Problem to work on:
Wherever the word "Flowline" appears in a line, copy that line.

********************

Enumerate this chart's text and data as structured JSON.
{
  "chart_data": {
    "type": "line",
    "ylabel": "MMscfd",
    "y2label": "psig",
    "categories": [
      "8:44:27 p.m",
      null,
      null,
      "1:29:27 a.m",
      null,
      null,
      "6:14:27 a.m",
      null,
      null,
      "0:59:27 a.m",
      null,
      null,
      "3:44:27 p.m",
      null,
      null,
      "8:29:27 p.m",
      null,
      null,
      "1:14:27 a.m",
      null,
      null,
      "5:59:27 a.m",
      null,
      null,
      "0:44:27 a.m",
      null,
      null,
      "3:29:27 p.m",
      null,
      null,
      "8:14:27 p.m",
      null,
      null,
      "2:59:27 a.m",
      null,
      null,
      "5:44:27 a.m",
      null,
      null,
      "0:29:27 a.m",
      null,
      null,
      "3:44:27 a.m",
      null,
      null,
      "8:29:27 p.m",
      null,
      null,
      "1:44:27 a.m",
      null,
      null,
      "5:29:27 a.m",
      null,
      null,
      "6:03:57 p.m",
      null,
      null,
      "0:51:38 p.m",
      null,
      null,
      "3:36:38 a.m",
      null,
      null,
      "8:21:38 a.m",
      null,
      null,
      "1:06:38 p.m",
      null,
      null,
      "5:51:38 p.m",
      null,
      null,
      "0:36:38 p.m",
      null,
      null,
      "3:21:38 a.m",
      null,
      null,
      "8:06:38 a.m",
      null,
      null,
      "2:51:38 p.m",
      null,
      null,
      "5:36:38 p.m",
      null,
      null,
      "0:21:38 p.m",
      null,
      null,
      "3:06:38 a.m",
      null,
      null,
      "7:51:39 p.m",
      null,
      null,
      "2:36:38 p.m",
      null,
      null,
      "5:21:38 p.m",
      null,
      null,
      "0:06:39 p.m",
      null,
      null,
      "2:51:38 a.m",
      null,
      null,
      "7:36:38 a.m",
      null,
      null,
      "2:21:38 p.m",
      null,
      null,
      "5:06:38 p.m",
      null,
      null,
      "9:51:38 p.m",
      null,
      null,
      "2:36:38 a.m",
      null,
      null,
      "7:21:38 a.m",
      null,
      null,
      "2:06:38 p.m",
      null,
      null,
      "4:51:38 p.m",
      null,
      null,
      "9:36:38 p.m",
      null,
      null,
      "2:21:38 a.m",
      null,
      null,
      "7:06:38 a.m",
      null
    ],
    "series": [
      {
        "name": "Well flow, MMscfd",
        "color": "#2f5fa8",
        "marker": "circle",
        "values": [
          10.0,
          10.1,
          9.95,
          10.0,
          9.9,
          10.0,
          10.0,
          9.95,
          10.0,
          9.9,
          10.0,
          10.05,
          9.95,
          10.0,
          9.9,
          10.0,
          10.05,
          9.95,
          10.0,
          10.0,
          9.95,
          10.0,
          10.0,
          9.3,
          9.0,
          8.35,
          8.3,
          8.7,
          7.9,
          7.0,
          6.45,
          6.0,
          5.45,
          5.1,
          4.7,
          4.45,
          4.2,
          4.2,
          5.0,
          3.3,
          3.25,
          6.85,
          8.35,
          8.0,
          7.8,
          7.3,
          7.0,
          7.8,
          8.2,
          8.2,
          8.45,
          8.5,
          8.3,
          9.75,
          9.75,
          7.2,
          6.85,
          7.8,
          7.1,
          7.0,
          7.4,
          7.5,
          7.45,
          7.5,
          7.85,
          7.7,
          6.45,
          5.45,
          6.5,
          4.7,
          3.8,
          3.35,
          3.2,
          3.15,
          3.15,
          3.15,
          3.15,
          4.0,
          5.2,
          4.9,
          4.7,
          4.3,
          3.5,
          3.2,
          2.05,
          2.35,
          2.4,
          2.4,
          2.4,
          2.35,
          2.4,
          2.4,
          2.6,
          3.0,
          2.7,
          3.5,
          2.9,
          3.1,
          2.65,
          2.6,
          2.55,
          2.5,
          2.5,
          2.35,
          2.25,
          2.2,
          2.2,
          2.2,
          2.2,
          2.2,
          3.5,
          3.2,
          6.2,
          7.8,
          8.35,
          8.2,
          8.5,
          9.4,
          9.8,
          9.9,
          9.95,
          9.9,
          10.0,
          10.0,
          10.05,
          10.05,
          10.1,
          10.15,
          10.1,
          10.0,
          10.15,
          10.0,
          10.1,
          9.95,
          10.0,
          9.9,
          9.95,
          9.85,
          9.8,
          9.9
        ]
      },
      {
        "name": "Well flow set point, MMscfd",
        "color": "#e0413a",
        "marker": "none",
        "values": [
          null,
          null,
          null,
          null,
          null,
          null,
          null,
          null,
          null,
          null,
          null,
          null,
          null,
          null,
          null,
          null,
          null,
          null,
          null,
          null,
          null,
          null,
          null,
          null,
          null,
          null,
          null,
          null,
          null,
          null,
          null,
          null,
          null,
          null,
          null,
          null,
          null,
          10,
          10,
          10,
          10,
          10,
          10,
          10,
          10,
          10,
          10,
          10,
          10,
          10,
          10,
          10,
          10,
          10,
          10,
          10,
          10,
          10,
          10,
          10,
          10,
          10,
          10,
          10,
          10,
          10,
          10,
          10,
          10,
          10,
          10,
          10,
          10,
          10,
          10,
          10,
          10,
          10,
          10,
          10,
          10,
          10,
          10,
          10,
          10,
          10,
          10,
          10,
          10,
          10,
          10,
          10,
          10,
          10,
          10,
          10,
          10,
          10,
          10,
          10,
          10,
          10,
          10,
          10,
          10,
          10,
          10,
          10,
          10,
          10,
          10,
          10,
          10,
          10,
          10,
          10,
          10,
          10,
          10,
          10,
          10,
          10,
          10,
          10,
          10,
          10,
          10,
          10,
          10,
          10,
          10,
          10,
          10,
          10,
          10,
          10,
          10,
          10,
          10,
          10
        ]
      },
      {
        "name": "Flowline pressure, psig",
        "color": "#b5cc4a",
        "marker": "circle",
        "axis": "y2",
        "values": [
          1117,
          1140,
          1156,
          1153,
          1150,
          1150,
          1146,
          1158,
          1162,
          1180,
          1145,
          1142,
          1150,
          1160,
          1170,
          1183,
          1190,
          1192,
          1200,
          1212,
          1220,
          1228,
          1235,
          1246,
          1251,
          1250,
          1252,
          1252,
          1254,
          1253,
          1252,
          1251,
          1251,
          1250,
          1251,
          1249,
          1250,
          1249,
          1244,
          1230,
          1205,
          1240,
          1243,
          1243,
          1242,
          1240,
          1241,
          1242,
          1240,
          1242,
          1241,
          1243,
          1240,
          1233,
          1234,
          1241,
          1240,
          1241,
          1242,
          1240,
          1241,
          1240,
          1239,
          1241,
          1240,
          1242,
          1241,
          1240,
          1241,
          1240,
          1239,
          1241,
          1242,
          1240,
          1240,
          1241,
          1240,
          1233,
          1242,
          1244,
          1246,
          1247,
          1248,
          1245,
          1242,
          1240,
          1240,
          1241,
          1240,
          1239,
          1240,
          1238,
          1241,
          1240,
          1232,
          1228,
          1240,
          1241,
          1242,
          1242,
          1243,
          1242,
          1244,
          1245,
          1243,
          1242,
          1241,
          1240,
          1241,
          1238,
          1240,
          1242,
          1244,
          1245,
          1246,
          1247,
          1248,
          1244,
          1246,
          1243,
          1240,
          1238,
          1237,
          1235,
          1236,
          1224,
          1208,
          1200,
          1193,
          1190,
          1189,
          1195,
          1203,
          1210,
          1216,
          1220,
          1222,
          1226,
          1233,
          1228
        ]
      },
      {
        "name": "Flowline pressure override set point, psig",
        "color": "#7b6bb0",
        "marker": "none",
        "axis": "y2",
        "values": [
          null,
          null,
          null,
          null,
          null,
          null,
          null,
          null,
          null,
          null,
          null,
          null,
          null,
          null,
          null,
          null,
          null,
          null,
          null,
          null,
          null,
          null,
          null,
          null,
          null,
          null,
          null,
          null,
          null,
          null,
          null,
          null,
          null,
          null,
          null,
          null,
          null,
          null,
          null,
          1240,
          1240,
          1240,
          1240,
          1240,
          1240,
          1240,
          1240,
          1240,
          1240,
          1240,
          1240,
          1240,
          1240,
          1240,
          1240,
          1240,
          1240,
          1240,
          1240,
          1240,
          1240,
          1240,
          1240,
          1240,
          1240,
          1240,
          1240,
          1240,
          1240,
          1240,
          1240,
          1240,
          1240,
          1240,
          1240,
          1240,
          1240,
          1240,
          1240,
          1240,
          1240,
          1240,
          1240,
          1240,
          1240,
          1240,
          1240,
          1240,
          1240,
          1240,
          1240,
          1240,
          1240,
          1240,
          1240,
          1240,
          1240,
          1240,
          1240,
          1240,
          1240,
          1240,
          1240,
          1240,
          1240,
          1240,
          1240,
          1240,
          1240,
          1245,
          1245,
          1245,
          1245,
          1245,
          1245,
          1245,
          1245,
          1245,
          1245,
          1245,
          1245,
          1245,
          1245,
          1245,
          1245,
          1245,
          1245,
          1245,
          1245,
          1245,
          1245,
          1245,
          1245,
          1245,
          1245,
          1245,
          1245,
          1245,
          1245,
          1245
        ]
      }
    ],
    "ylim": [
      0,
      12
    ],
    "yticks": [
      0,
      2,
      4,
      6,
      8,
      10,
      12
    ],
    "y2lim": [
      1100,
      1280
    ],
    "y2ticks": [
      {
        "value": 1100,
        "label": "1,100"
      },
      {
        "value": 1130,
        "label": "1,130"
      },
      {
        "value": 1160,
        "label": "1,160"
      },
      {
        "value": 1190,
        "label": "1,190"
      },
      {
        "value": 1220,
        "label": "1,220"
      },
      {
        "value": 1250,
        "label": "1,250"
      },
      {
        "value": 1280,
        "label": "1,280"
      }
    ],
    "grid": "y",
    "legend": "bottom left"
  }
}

********************

Final result:
        "name": "Flowline pressure, psig",
        "name": "Flowline pressure override set point, psig",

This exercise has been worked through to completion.